• Teks Sumber:
Breaking News

Food Estate Atasi Krisis Pangan atau Hanya Pencitraan?

Spread the love

Oleh. Asha Tridayana

Muslimahtimes.com– Krisis pangan menjadi salah satu ancaman bagi suatu negara dalam mempertahankan eksistensi dan keberlangsungan hidup rakyatnya. Oleh karena itu, Presiden Jokowi beserta jajarannya menggagas sebuah program food estate di beberapa wilayah termasuk di Kalimantan Tengah. Namun, setelah berjalan dua tahun, food estate ini tidak membuahkan hasil malah menimbulkan berbagai persoalan baru yang merugikan terutama bagi masyarakat setempat.

Dilansir dari BBC News Indonesia (15/03/23), terdapat perkebunan singkong seluas 600 hektare mangkrak dan 17.000 hektare sawah baru tidak kunjung panen. Kepala Desa Tewai Baru, Sigo dan masyarakat sekitar mengaku tidak pernah melihat pekerja memanen singkong. Bahkan tujuh alat berat termasuk ekskavator teronggok dalam kondisi rusak. Sebelumnya, lahan tersebut merupakan hutan yang menjadi tempat penghidupan masyarakat setempat. Kini, hutan telah gundul sementara food estate pun jauh dari harapan.

Penyebabnya, menurut warga setempat bahwa pihak pemerintah minim dalam memberikan sosialisasi dan pelatihan terkait program nasional lumbung pangan. Terlebih lahan di Kalimatan Tengah memiliki karakteristik berpasir. Masyarakat tidak terbiasa mengolah tanah dan menanam jenis padi sawah ataupun singkong. Kemudian tidak adanya infrastruktur pertanian seperti irigasi karena lahan di Kalimantan Tengah berada di rawa pasang surut, sehingga petani hanya bisa menanam bibit padi di waktu tertentu.

Direktur LSM Wahana Lingkungan Hidup (Walhi) Kalteng, Bayu Herinata, mengatakan bahwa program food estate di lahan eks-Pengembangan Lahan Gambut (PLG) adalah tindakan serampangan. Karena lahan gambut yang berfungsi sebagai pengatur siklus air justru dieksploitasi. Akhirnya, kekeringan melanda daerah tersebut dan belakangan ini mengakibatkan kebakaran lahan. Di samping itu, pemerintah mengabaikan pola pertanian yang sesuai dengan kearifan lokal masyarakat setempat.

• Tugas Anda:
1) Tentukan apakah setiap pernyataan berikut sesuai dengan artikel tentang food estate, lalu jawab ya atau tidak disertai kutipan persis dari artikel yang menjadi dasarnya: (a) Perkebunan singkong yang mangkrak luasnya 600 hektare. (b) Lahan di Kalimantan Tengah digambarkan berkarakteristik liat. (c) Terdapat tiga alat berat yang teronggok dalam kondisi rusak.
2) Salin tanpa perubahan bagian artikel tentang food estate mulai dari "Spread the love" sampai dengan "bagi masyarakat setempat.".

• Data Rekaman:

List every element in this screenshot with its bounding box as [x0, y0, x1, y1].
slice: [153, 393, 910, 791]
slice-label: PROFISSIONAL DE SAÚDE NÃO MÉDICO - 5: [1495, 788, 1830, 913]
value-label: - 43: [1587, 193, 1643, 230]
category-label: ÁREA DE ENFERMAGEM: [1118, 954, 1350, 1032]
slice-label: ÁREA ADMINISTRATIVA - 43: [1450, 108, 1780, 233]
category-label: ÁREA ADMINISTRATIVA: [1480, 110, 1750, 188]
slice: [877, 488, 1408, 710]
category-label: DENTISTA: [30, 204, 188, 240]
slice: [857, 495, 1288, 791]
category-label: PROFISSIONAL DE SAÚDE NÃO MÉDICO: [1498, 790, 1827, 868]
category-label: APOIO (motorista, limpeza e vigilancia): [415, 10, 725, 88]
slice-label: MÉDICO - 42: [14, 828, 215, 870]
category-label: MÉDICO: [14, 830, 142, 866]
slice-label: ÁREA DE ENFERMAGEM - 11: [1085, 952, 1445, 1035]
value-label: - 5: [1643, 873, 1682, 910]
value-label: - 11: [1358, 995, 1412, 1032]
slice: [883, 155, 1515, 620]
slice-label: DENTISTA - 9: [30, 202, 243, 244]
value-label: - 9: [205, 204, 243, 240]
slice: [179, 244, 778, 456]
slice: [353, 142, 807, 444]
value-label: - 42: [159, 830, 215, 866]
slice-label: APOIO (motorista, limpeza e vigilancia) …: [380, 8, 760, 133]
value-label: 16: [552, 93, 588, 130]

• Jawaban Tertulis:
1)
(a) Ya: "terdapat perkebunan singkong seluas 600 hektare mangkrak"
(b) Tidak: "memiliki karakteristik berpasir"
(c) Tidak: "tujuh alat berat termasuk ekskavator teronggok dalam kondisi rusak"

2)
Spread the love

Oleh. Asha Tridayana

Muslimahtimes.com– Krisis pangan menjadi salah satu ancaman bagi suatu negara dalam mempertahankan eksistensi dan keberlangsungan hidup rakyatnya. Oleh karena itu, Presiden Jokowi beserta jajarannya menggagas sebuah program food estate di beberapa wilayah termasuk di Kalimantan Tengah. Namun, setelah berjalan dua tahun, food estate ini tidak membuahkan hasil malah menimbulkan berbagai persoalan baru yang merugikan terutama bagi masyarakat setempat.